▶ _SOURCE RECORDS_
^^^^

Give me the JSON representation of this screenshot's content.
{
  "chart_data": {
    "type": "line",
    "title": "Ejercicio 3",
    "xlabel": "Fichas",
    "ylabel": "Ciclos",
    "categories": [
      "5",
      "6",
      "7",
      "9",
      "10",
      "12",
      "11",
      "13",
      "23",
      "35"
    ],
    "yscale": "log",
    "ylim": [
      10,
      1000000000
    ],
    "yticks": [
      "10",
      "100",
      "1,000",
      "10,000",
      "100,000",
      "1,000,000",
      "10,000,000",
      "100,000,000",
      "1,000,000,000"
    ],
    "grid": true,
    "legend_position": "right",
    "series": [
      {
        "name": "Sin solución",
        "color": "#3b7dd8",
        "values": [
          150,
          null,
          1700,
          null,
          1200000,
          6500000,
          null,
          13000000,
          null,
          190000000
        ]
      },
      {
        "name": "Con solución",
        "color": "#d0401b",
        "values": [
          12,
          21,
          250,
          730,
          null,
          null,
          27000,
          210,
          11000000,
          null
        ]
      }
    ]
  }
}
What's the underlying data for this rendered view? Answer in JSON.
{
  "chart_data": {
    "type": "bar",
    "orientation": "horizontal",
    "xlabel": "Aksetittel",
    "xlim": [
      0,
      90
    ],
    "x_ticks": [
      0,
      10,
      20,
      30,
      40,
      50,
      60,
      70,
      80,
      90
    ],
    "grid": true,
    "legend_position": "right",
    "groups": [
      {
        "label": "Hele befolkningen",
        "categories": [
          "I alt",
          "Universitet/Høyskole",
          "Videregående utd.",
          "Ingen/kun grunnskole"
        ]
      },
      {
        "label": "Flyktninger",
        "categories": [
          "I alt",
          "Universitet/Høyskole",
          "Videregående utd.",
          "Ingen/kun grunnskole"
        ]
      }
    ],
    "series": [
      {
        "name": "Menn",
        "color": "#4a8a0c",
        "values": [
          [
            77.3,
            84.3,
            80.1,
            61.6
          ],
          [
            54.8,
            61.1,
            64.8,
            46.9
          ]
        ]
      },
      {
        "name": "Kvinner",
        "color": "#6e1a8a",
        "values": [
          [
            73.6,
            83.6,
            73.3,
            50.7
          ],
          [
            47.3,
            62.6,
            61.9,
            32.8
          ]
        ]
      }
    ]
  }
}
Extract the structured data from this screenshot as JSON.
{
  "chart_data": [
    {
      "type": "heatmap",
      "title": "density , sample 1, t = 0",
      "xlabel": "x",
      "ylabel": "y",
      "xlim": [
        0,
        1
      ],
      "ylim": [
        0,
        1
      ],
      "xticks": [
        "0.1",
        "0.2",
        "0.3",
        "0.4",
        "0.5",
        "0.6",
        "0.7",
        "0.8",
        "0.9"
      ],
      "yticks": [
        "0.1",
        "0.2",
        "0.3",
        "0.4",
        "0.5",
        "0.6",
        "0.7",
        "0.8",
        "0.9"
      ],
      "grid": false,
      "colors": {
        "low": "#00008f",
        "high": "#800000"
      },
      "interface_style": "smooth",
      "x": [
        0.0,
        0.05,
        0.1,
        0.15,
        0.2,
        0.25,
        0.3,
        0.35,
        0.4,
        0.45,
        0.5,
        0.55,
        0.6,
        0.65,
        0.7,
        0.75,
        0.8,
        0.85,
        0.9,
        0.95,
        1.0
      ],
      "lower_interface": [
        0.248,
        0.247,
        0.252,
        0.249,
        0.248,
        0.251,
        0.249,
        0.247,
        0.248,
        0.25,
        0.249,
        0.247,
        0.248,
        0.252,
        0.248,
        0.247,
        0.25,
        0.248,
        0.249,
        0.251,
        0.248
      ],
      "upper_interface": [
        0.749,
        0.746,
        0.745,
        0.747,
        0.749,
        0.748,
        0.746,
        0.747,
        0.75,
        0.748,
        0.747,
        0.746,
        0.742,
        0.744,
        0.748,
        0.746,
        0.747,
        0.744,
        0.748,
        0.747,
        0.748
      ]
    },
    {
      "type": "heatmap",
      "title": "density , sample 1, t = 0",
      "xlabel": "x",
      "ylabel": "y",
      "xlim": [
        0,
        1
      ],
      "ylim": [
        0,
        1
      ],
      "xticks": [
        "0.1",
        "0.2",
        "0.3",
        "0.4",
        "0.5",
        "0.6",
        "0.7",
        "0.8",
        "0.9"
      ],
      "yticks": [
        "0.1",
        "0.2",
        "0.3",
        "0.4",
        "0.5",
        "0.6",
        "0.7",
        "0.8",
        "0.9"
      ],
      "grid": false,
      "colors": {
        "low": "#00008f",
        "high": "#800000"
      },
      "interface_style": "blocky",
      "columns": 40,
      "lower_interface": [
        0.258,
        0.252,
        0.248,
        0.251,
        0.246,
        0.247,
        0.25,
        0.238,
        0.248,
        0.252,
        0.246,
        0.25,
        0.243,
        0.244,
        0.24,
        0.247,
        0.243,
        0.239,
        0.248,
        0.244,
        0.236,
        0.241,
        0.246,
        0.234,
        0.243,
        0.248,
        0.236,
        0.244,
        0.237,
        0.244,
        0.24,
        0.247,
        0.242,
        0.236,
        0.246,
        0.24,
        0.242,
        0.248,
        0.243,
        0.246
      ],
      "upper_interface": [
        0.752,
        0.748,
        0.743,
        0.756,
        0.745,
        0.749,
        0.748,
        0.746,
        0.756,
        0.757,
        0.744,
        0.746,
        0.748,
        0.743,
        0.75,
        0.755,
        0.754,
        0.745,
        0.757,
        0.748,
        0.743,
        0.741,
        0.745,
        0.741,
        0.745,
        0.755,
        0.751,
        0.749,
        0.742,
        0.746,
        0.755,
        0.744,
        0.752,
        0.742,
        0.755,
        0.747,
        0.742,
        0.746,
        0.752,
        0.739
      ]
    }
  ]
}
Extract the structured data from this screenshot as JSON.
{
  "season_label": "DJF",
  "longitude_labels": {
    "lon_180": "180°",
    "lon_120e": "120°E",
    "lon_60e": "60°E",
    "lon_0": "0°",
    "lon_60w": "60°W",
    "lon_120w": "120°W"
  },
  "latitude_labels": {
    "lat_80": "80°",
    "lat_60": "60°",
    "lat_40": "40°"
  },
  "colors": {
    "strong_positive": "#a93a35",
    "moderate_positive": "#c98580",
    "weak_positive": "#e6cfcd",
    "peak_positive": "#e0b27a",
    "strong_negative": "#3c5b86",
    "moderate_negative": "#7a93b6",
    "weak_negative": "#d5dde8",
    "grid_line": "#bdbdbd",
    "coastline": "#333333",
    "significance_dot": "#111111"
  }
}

^^^^

For each line of the entries that includes "this", show that line.

Give me the JSON representation of this screenshot's content.
What's the underlying data for this rendered view? Answer in JSON.
Extract the structured data from this screenshot as JSON.
Extract the structured data from this screenshot as JSON.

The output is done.